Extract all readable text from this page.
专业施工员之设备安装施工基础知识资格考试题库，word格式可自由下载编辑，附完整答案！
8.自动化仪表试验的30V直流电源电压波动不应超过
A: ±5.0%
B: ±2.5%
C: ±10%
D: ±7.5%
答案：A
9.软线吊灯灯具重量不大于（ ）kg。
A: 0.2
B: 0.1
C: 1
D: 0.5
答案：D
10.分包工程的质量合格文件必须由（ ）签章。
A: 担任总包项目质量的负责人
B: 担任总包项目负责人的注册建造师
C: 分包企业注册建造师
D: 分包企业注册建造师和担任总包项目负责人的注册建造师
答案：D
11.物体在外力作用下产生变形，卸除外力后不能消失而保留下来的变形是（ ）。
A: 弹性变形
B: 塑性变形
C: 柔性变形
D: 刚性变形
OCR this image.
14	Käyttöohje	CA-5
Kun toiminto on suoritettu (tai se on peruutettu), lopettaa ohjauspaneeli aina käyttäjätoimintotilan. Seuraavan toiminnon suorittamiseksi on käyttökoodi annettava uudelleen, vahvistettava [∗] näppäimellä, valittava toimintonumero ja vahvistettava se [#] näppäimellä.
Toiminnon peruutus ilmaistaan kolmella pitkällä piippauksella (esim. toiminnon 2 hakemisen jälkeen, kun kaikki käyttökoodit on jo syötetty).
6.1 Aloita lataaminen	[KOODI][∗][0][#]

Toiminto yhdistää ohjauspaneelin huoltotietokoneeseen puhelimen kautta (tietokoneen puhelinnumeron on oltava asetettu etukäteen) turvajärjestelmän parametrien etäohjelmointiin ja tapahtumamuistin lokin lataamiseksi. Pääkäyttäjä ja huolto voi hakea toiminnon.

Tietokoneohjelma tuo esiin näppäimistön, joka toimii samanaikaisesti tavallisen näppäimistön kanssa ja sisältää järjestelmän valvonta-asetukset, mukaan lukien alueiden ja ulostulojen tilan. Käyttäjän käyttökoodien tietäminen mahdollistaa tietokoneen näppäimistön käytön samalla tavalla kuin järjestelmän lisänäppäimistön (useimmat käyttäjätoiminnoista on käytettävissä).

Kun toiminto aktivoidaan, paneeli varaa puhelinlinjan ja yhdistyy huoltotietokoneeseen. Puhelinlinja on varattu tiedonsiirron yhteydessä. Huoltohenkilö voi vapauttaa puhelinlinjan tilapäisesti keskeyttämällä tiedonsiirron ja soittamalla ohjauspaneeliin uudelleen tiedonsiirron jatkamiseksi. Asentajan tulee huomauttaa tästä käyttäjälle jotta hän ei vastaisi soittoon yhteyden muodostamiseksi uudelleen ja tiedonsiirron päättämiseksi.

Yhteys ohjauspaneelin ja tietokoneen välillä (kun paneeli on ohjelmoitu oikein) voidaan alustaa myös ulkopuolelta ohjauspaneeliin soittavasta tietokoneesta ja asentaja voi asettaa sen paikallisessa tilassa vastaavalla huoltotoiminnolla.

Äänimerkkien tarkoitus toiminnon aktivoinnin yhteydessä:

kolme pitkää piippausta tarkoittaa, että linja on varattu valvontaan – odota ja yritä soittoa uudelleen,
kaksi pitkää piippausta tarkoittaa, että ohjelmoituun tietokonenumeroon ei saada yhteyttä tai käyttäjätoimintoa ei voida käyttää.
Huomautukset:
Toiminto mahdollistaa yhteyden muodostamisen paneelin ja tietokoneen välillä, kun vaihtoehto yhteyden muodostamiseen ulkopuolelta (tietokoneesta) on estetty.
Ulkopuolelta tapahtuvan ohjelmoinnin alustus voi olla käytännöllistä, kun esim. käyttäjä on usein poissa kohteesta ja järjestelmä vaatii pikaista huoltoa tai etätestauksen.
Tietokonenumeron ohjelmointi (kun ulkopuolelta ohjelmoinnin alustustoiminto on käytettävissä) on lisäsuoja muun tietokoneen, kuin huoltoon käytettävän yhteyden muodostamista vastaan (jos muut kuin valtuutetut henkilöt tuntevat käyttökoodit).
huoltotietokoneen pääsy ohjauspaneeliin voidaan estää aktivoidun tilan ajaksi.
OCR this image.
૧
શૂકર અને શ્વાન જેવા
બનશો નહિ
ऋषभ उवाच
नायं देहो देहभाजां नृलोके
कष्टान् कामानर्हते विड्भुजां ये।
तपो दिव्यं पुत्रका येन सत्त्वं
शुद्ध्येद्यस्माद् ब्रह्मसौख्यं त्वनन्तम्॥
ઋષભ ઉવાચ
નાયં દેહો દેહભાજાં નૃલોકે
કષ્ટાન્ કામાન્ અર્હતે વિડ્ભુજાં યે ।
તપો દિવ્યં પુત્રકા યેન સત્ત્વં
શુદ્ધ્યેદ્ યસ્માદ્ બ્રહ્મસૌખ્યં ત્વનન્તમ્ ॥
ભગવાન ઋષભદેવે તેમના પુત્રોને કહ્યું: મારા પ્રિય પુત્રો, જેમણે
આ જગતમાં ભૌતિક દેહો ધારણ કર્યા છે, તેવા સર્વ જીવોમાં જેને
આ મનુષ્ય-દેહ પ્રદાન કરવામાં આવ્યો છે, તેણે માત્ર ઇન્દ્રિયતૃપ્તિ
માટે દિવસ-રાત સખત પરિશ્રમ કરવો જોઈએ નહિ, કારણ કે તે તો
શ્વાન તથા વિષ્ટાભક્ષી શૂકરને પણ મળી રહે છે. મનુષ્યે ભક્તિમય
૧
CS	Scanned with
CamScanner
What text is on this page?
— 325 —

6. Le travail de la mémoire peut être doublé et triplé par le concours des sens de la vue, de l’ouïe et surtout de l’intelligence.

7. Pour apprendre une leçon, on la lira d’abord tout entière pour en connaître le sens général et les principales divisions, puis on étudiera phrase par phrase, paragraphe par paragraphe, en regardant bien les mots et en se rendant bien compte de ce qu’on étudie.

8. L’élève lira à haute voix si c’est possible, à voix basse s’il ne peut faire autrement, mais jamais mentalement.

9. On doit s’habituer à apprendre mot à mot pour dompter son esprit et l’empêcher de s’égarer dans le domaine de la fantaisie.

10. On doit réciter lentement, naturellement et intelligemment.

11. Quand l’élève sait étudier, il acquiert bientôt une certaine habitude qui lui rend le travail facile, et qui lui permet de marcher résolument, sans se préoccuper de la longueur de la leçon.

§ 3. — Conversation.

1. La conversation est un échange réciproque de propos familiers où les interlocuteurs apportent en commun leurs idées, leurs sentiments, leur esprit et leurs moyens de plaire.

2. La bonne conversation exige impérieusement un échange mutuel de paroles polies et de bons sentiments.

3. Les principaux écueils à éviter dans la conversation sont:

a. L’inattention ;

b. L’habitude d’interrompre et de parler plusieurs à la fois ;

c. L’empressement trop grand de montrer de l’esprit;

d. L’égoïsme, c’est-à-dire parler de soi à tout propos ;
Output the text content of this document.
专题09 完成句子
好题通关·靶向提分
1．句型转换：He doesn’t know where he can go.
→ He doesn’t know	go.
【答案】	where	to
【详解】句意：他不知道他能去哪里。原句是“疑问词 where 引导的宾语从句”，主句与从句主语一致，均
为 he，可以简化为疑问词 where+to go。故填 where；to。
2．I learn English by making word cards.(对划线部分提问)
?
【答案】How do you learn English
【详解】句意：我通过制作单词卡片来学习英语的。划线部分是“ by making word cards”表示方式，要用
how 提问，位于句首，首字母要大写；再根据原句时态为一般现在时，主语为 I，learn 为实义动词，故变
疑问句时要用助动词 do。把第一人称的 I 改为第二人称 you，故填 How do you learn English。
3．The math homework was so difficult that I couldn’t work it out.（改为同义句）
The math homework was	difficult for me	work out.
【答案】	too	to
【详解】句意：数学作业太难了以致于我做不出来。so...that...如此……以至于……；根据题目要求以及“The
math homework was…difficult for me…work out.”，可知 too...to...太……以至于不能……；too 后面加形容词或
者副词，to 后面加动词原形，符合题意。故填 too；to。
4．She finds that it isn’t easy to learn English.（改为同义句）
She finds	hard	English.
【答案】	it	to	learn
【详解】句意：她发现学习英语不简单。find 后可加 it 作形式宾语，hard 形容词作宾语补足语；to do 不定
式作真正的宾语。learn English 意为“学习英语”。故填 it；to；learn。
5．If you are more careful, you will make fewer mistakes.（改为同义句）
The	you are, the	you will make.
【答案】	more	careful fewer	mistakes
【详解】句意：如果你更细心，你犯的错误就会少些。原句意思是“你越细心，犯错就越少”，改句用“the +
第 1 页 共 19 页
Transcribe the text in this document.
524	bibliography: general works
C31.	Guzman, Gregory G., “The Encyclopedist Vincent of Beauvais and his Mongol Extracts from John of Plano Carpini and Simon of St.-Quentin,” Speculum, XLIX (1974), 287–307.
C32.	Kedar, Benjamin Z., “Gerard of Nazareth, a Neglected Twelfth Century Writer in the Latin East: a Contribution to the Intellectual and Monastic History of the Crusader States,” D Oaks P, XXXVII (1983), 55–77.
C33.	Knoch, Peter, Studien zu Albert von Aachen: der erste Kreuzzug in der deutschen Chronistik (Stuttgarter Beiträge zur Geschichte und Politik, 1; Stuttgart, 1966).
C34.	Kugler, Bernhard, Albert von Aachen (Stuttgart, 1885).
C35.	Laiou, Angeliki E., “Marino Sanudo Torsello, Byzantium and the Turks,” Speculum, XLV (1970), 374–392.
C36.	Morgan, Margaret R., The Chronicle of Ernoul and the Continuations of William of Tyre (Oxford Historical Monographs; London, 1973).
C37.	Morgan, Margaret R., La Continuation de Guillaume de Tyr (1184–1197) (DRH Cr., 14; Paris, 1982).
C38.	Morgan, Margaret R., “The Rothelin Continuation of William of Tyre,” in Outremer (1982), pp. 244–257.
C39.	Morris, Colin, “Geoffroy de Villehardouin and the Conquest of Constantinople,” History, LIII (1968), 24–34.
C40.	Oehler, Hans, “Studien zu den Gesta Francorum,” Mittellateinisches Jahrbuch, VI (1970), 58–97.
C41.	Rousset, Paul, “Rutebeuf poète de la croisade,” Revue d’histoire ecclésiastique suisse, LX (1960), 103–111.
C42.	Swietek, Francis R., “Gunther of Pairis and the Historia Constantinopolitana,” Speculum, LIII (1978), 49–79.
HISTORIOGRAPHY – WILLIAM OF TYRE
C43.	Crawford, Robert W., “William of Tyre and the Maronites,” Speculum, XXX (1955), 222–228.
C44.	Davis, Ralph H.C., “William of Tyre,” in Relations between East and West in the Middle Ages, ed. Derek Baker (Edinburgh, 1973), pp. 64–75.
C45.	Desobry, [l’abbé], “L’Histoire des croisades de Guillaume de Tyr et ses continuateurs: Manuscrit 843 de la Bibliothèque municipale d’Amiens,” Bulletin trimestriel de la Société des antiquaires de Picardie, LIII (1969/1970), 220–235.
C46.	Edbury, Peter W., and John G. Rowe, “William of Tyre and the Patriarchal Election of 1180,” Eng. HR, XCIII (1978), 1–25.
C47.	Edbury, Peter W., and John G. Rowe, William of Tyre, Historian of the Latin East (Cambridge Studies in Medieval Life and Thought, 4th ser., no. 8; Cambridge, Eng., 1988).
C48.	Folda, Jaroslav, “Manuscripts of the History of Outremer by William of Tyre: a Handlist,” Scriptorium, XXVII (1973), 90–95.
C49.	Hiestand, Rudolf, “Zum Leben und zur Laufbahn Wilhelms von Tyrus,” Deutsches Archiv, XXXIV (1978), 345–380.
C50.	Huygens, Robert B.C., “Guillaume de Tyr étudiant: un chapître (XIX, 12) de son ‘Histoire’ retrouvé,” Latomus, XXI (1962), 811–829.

• Problem to work on
Give only the number of lines in the records that include the word "yhteyden".

• Result
3